Every line below that holds the string "labels" should be copied out.
▼
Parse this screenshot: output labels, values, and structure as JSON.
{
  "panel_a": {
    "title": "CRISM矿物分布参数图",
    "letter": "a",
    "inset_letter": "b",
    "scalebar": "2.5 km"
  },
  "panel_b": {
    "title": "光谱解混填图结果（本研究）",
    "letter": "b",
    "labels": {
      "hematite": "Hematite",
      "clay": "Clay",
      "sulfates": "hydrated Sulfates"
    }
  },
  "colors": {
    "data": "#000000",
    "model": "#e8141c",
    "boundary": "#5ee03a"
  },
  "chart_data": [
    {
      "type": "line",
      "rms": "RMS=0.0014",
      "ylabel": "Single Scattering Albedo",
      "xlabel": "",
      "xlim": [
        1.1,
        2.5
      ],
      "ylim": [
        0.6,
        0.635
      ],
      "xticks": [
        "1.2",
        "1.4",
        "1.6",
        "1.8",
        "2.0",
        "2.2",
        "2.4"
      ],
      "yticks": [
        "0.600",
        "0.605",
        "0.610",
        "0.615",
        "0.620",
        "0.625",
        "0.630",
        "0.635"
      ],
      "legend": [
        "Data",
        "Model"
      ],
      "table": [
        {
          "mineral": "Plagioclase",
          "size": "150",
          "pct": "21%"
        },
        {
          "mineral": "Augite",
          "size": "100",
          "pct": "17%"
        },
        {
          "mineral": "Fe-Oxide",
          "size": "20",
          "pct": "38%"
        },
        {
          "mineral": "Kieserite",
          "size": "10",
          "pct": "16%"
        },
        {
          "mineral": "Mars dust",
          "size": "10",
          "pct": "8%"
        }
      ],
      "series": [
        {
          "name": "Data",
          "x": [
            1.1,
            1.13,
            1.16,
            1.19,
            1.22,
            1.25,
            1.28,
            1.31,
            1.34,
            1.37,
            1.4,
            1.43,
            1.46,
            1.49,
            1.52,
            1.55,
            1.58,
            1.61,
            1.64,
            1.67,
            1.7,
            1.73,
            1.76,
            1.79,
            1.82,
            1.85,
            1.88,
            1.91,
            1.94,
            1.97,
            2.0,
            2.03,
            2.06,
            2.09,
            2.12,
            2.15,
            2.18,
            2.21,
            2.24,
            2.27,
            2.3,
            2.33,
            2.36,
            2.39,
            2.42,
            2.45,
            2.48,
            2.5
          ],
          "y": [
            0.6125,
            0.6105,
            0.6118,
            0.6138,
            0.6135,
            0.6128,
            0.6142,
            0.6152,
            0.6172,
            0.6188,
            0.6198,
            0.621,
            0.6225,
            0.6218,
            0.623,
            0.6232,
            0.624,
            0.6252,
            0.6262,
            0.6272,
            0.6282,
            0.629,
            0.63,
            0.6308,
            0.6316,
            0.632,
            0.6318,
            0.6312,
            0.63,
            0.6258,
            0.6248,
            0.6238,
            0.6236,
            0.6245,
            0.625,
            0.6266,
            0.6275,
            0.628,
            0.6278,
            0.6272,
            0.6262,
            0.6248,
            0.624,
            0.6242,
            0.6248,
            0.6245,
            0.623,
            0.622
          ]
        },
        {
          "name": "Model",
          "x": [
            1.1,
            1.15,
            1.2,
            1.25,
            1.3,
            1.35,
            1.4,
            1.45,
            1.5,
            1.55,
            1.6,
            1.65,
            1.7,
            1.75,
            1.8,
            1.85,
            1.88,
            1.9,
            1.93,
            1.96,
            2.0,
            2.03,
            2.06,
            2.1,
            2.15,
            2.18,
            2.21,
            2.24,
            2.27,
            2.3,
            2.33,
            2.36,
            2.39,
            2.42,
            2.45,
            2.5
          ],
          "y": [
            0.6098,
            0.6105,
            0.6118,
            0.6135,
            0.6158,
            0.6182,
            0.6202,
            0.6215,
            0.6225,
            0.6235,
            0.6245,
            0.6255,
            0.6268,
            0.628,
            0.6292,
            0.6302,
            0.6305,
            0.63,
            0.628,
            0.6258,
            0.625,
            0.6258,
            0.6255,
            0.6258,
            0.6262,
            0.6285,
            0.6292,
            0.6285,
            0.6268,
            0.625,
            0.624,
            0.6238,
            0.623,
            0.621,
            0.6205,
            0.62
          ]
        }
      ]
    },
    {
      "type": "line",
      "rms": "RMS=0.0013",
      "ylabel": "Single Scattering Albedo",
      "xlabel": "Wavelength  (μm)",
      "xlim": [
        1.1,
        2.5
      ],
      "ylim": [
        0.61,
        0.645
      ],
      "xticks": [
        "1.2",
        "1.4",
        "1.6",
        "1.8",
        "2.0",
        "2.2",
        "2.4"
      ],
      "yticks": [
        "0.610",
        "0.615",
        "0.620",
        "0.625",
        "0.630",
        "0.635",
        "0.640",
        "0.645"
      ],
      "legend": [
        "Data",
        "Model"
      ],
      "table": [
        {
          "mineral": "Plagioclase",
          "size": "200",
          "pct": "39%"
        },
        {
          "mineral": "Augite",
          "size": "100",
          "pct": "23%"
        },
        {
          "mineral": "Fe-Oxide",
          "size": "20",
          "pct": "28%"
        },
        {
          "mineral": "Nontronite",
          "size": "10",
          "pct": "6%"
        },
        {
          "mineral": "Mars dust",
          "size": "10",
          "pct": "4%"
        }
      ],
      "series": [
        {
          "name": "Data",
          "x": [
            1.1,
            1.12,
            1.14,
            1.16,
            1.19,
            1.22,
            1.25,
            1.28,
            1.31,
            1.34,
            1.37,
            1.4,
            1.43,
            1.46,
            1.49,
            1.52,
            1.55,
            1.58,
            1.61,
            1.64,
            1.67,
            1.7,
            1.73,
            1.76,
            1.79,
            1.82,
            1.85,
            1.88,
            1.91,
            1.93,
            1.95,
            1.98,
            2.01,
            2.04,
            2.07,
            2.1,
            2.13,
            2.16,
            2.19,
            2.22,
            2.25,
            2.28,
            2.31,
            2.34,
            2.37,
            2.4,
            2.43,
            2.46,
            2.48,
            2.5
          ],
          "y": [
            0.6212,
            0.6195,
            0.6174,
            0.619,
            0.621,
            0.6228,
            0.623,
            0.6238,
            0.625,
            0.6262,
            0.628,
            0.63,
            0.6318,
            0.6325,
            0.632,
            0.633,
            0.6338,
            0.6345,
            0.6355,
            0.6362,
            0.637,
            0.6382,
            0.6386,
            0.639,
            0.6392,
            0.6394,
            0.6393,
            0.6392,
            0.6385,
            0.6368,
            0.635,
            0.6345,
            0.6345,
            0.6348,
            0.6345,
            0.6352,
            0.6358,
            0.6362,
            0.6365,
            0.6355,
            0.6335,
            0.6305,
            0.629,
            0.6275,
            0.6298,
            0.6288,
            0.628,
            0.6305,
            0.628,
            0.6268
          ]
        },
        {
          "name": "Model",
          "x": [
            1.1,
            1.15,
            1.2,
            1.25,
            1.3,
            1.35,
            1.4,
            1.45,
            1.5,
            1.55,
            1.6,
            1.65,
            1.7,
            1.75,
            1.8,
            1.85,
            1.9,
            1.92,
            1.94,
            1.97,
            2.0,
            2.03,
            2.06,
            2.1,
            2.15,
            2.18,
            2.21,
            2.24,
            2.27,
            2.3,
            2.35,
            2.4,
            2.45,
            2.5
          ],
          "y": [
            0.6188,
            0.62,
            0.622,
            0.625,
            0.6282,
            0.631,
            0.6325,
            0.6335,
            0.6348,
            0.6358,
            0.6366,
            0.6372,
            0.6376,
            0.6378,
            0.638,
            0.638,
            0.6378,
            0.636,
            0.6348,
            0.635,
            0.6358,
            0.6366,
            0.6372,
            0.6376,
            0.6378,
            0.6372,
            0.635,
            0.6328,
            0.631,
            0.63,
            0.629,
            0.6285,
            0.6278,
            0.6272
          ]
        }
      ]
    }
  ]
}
▲
__Solution for this task__
Parse this screenshot: output labels, values, and structure as JSON.
    "labels": {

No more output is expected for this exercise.